From the listing below, extract every line in which the word "그러니까" appears.

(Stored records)
□ □ □ □

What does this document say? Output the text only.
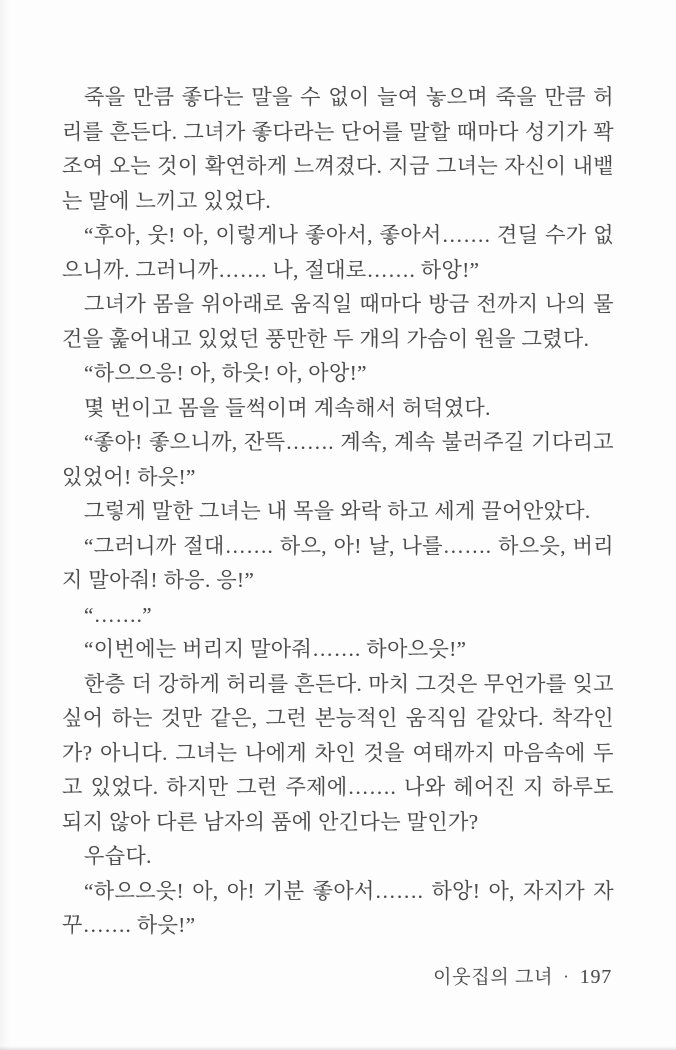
죽을 만큼 좋다는 말을 수 없이 늘여 놓으며 죽을 만큼 허리를 흔든다. 그녀가 좋다라는 단어를 말할 때마다 성기가 꽉 조여 오는 것이 확연하게 느껴졌다. 지금 그녀는 자신이 내뱉는 말에 느끼고 있었다.

“후아, 웃! 아, 이렇게나 좋아서, 좋아서……. 견딜 수가 없으니까. 그러니까……. 나, 절대로……. 하앙!”

그녀가 몸을 위아래로 움직일 때마다 방금 전까지 나의 물건을 훑어내고 있었던 풍만한 두 개의 가슴이 원을 그렸다.

“하으으응! 아, 하읏! 아, 아앙!”

몇 번이고 몸을 들썩이며 계속해서 허덕였다.

“좋아! 좋으니까, 잔뜩……. 계속, 계속 불러주길 기다리고 있었어! 하읏!”

그렇게 말한 그녀는 내 목을 와락 하고 세게 끌어안았다.

“그러니까 절대……. 하으, 아! 날, 나를……. 하으읏, 버리지 말아줘! 하응. 응!”

“…….”

“이번에는 버리지 말아줘……. 하아으읏!”

한층 더 강하게 허리를 흔든다. 마치 그것은 무언가를 잊고 싶어 하는 것만 같은, 그런 본능적인 움직임 같았다. 착각인가? 아니다. 그녀는 나에게 차인 것을 여태까지 마음속에 두고 있었다. 하지만 그런 주제에……. 나와 헤어진 지 하루도 되지 않아 다른 남자의 품에 안긴다는 말인가?

우습다.

“하으으읏! 아, 아! 기분 좋아서……. 하앙! 아, 자지가 자꾸……. 하읏!”

이웃집의 그녀 · 197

□ □ □ □

OUTPUT BELOW →
“후아, 웃! 아, 이렇게나 좋아서, 좋아서……. 견딜 수가 없으니까. 그러니까……. 나, 절대로……. 하앙!”
“그러니까 절대……. 하으, 아! 날, 나를……. 하으읏, 버리지 말아줘! 하응. 응!”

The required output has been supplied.